CONSIGNES:
**a.** Dans l'entretien avec Frédéric Michalak, aux côtés de quelle unité les joueurs ont-ils effectué une activité pendant le stage ?
**b.** Reproduisez mot pour mot le passage de l'entretien avec Frédéric Michalak qui commence par « Frédéric Michalak, ce » et se poursuit jusqu'à « face aux Anglais ? ».

TEXTE SOURCE:

Frédéric Michalak : " Les joueurs sont un peu perdus "

Le retour à l'entraînement n'est pas des plus simples pour le XV de France. Pas étonné de ce retard à l'allumage étant donné le contenu de la préparation jusqu'alors, Frédéric Michalak attend toutefois des Bleus qu'ils retrouvent leurs repères au plus vite.

Frédéric Michalak, ce genre de stage, avec des activités comme celle que vous avez effectuée aux côtés du GIGN, soude-t-il encore davantage un groupe ?
On le saura sur les matchs, c’est toujours important d’essayer de resserrer le groupe sur des activités. Le staff a trouvé cette activité du GIGN. Du coup, on a rencontré des personnes exceptionnelles et on a découvert (il lève les yeux au ciel) un univers que l’on ne peut pas vraiment s’imaginer sans y être rentré. Donc c’était assez impressionnant de pouvoir partager ces petits moments avec eux, et je suis assez content de jouer au rugby, c’est sûr.

Avez-vous déjà mis en place le rugby que vous souhaitez appliquer face aux Anglais ?
Oui, on commence à mettre en place contre les Anglais. On essaye de faire en sorte que, collectivement, toutes les tactiques rentrent vite dans les têtes. On essaye de se situer bien sur le terrain au plus vite et on essaye d’assimiler les stratégies du mieux possible. Les joueurs sont à la fois dans le physique et essayer d’avoir la meilleure caisse possible pour aborder la Coupe du monde, mais aussi vite aborder ce match dans les têtes, car ça va arriver très vite.

DONNÉES DE L'EXERCICE:
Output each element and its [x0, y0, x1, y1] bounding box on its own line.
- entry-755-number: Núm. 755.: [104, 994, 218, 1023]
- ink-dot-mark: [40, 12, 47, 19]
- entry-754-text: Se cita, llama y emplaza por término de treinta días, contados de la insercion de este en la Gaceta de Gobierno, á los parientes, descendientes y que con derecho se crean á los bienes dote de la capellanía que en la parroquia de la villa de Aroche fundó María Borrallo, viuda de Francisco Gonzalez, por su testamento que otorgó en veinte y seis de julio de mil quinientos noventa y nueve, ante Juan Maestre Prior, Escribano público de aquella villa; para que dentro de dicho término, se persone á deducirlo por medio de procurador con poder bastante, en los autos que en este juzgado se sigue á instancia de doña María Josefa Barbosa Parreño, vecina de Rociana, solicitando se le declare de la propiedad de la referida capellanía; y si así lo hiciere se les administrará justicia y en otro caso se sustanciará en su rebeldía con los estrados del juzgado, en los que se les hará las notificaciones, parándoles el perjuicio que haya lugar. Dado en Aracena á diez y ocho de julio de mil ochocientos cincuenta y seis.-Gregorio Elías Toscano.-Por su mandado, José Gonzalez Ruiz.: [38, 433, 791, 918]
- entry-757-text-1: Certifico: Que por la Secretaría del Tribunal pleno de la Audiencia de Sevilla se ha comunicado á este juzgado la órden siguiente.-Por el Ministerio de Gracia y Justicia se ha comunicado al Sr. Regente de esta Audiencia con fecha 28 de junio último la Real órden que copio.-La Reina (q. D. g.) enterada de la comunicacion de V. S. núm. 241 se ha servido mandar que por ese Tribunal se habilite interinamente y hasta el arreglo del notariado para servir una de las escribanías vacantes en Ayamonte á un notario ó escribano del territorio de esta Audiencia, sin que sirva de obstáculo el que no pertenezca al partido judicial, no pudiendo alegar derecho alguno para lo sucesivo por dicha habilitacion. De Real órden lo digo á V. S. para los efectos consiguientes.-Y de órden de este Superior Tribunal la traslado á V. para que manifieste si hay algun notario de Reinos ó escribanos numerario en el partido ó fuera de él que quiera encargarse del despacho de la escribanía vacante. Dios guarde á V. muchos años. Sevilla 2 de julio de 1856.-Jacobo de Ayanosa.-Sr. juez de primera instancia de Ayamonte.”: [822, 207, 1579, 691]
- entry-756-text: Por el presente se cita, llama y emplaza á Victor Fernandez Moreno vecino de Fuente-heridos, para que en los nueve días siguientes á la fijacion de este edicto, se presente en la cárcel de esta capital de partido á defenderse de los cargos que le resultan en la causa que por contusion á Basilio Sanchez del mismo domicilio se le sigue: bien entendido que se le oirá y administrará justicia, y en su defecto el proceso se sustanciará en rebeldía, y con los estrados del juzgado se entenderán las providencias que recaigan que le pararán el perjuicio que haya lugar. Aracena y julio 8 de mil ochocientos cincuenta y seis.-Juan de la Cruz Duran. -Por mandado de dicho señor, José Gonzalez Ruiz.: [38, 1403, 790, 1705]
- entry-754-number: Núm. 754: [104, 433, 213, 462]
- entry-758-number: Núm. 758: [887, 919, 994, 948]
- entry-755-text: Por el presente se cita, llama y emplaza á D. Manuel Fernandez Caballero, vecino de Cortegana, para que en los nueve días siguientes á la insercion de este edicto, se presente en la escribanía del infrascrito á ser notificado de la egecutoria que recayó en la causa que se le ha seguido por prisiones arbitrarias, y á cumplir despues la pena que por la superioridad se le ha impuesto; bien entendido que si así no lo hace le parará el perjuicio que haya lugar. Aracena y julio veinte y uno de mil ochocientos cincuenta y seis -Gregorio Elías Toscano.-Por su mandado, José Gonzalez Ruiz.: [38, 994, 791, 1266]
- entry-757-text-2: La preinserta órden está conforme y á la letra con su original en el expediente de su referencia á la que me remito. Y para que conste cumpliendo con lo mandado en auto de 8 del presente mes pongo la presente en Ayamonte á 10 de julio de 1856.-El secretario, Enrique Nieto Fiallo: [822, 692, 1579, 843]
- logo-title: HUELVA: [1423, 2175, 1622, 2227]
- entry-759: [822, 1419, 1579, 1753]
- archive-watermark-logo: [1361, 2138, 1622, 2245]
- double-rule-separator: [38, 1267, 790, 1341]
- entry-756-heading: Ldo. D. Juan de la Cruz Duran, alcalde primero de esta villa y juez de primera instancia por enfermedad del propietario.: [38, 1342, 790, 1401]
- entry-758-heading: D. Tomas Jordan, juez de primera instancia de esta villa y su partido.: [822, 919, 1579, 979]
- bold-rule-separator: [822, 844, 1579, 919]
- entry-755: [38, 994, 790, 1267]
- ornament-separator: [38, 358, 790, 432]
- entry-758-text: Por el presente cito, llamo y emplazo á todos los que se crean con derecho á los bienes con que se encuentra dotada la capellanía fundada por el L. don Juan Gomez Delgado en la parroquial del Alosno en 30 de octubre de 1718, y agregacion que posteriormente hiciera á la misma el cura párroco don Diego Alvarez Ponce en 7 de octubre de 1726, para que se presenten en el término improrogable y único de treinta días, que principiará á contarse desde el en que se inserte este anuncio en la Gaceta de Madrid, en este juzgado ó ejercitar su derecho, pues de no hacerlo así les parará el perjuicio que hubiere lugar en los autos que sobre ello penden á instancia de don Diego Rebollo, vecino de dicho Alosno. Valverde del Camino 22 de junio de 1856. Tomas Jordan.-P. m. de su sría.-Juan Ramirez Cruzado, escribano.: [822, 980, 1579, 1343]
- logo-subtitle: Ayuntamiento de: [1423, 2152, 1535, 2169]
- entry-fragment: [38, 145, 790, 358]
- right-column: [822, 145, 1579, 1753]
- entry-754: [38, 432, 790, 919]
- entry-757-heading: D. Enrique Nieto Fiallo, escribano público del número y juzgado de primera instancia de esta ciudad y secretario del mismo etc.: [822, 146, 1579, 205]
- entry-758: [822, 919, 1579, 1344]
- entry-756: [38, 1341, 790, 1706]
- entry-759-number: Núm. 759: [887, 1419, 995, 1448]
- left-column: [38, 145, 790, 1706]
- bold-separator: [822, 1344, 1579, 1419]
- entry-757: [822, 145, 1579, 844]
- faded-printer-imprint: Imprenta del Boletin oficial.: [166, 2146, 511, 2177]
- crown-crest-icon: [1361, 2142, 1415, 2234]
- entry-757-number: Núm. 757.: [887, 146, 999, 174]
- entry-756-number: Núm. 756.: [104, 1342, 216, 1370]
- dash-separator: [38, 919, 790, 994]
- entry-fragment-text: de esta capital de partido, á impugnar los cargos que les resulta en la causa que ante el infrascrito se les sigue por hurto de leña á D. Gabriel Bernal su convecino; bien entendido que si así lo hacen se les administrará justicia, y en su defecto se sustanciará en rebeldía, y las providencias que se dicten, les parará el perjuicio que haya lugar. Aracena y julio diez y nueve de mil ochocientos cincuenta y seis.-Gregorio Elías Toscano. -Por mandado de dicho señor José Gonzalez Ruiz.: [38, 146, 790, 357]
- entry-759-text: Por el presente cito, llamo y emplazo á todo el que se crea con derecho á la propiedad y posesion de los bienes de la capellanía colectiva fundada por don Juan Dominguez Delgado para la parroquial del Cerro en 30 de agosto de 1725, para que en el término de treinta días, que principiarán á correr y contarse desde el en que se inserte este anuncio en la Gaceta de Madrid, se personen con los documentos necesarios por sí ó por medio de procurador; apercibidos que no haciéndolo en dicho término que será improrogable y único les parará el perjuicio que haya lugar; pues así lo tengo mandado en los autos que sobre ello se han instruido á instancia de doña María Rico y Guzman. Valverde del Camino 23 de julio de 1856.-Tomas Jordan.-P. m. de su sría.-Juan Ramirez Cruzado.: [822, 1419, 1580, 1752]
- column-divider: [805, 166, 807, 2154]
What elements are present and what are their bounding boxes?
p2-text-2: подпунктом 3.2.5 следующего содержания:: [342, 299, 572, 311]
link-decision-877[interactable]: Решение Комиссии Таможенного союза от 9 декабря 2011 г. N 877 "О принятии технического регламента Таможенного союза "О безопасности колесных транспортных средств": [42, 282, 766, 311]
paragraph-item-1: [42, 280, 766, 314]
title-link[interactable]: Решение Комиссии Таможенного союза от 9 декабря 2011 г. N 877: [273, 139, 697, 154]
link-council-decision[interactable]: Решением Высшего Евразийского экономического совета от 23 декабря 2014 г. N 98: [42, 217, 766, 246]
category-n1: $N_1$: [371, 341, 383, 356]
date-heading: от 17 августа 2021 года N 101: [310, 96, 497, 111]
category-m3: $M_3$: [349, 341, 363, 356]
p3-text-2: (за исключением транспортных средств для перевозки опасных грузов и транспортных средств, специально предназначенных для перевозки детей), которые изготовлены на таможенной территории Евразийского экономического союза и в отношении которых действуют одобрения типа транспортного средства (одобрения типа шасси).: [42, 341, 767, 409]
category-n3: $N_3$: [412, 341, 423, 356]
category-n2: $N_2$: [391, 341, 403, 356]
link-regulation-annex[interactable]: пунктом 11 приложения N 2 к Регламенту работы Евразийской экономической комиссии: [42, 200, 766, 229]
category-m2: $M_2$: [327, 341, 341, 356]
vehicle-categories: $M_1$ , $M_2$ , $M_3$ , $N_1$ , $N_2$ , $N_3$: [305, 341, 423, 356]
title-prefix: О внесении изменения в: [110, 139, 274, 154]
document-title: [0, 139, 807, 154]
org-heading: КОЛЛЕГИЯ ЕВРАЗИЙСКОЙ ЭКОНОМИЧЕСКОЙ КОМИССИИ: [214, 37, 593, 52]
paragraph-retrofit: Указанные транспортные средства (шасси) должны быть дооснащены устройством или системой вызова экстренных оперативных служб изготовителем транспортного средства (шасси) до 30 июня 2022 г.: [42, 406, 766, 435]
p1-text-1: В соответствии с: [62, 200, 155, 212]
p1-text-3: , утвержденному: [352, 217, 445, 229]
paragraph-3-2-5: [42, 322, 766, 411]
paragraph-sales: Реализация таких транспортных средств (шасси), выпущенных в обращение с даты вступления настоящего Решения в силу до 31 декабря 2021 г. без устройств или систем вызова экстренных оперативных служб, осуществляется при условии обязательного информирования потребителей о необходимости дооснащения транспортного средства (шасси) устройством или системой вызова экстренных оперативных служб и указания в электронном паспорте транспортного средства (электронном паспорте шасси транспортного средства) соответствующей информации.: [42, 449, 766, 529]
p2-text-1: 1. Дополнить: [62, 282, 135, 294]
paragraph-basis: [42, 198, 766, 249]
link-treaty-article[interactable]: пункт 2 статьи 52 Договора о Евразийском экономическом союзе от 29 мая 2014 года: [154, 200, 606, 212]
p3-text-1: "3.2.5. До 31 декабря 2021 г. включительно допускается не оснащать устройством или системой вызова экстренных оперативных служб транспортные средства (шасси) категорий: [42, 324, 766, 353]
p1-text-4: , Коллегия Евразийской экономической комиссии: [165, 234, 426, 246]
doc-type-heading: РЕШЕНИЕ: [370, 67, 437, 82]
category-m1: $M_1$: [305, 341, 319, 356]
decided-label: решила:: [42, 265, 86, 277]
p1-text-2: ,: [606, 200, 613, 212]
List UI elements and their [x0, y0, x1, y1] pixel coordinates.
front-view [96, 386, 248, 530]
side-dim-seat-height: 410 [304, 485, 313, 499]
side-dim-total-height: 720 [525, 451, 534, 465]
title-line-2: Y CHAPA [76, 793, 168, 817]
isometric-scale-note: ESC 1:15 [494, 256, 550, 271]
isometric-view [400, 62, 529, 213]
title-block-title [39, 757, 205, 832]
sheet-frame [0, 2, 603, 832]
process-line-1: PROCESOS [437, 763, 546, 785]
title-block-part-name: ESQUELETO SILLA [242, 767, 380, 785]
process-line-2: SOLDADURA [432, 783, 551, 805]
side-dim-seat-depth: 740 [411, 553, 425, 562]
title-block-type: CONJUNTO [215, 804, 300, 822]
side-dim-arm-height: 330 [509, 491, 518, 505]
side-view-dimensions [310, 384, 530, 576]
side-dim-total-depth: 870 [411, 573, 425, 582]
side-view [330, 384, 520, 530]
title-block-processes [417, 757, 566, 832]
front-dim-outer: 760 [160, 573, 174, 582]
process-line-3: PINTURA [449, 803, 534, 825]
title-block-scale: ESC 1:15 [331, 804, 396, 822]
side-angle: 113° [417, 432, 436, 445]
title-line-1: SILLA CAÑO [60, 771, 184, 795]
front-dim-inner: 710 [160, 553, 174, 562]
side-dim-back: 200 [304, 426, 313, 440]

RÉPONSES:
**a.** Aux côtés du GIGN.

**b.**
Frédéric Michalak, ce genre de stage, avec des activités comme celle que vous avez effectuée aux côtés du GIGN, soude-t-il encore davantage un groupe ?
On le saura sur les matchs, c’est toujours important d’essayer de resserrer le groupe sur des activités. Le staff a trouvé cette activité du GIGN. Du coup, on a rencontré des personnes exceptionnelles et on a découvert (il lève les yeux au ciel) un univers que l’on ne peut pas vraiment s’imaginer sans y être rentré. Donc c’était assez impressionnant de pouvoir partager ces petits moments avec eux, et je suis assez content de jouer au rugby, c’est sûr.

Avez-vous déjà mis en place le rugby que vous souhaitez appliquer face aux Anglais ?